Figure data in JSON
* begin *

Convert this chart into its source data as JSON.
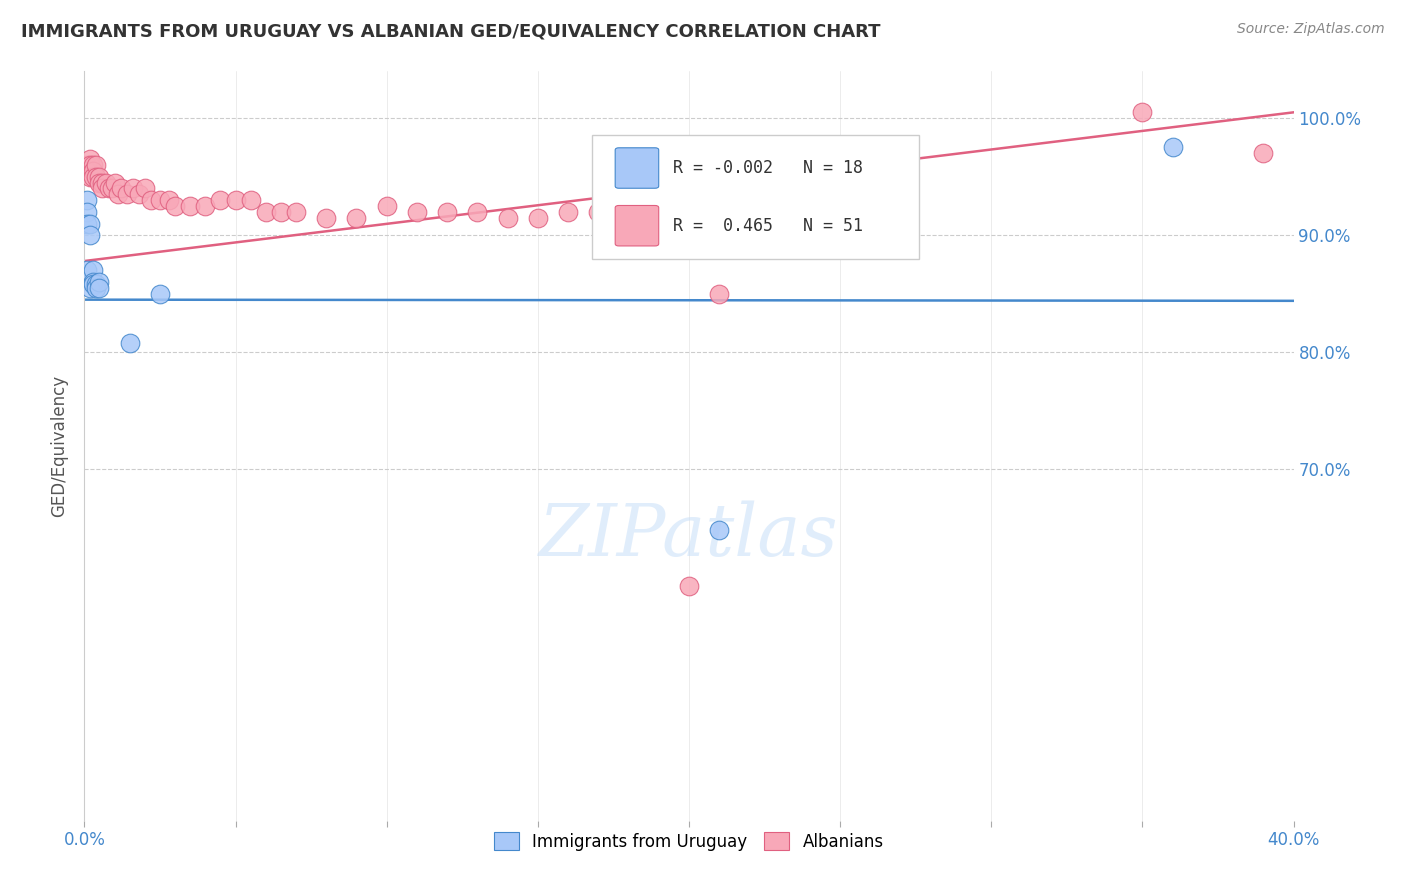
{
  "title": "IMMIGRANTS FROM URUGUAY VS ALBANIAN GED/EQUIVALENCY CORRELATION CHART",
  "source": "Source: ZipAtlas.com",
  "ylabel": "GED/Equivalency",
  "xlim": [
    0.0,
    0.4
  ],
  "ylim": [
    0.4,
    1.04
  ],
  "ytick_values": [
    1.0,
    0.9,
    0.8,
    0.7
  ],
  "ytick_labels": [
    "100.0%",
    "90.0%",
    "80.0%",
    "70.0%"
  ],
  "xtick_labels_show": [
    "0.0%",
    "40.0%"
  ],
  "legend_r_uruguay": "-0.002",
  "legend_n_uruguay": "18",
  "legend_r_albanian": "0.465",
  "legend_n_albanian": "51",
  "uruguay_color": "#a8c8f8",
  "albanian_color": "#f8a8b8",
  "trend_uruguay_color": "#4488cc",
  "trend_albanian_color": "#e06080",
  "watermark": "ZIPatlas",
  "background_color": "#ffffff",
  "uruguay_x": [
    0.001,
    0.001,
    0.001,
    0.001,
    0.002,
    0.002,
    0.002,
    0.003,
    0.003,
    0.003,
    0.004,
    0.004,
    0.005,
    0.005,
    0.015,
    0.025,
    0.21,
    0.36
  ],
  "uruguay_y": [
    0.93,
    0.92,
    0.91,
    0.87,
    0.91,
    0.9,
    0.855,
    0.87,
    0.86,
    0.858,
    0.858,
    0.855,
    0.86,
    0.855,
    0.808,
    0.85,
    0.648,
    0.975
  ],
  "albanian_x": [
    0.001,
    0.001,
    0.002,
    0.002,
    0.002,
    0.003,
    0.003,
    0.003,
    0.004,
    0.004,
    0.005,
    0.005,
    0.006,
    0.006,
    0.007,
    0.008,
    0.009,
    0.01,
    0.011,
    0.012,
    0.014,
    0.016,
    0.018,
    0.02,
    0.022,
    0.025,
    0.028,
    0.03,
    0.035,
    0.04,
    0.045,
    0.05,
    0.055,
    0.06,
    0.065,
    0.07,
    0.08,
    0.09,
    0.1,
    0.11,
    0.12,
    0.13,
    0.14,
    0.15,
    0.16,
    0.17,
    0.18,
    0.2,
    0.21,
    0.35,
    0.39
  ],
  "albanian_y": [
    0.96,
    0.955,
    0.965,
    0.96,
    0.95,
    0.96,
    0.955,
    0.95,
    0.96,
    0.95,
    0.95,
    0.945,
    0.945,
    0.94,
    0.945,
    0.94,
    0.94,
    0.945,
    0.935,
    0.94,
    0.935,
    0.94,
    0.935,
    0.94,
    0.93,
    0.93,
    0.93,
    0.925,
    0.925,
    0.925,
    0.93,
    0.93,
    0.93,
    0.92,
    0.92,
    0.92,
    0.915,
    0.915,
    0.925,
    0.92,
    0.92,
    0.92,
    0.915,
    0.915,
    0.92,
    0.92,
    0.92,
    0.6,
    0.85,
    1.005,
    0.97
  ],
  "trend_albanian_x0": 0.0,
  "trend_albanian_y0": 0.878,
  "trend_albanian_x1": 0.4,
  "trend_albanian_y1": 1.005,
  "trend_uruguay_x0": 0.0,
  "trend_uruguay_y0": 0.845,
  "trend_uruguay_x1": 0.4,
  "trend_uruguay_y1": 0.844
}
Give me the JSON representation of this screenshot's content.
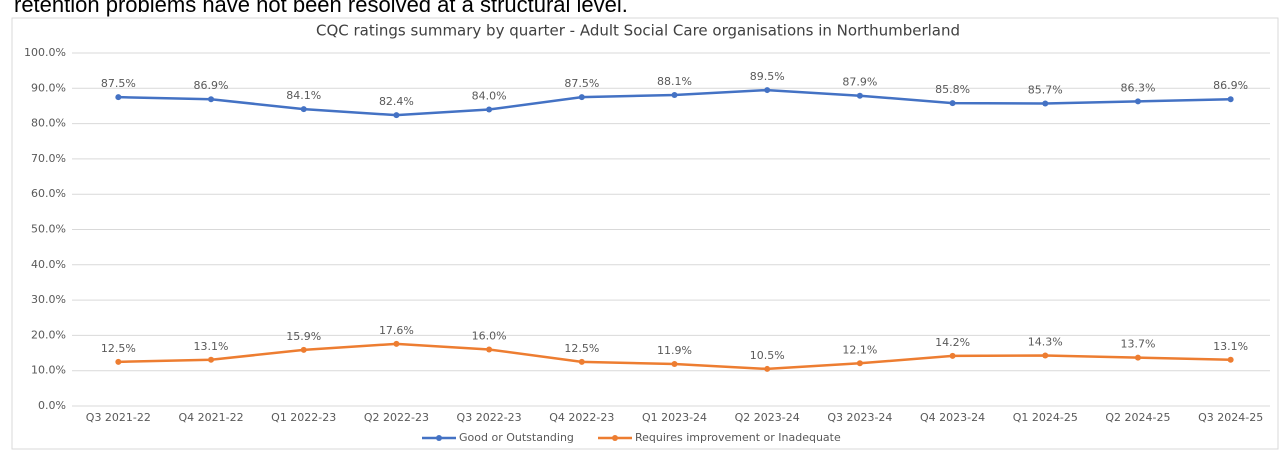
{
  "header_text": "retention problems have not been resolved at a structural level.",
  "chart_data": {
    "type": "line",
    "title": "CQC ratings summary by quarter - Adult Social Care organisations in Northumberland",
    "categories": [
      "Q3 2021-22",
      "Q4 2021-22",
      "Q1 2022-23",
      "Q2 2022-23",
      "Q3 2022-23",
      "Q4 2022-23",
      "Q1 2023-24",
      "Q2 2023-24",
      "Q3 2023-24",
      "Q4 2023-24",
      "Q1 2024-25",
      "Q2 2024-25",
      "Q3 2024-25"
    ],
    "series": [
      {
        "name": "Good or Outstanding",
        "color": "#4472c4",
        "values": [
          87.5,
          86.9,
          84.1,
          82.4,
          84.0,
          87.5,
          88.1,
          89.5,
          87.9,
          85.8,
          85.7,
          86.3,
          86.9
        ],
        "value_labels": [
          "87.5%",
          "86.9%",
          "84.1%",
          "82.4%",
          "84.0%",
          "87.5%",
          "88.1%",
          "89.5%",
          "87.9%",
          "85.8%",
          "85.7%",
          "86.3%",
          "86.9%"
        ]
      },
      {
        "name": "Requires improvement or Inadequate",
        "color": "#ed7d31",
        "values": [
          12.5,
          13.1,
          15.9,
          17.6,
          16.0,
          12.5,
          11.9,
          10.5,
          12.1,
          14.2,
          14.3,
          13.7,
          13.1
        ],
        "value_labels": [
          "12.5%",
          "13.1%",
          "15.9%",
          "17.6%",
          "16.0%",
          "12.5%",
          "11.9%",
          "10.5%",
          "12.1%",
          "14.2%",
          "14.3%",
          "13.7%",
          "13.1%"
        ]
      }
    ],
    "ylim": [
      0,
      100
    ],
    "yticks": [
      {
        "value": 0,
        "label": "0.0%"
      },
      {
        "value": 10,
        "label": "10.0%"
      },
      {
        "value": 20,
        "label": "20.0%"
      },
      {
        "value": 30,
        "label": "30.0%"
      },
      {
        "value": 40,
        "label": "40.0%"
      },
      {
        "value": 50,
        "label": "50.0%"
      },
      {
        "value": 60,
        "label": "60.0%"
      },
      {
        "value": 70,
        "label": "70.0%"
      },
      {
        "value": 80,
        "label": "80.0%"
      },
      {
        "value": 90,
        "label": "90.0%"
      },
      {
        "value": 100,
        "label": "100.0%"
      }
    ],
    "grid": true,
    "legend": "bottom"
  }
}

* end *

Gather all lines from the records above in which "title" appears.

» **EXERCISE SOLUTION**:
  "title": "IMMIGRANTS FROM URUGUAY VS ALBANIAN GED/EQUIVALENCY CORRELATION CHART",
    "title": "CQC ratings summary by quarter - Adult Social Care organisations in Northumberland",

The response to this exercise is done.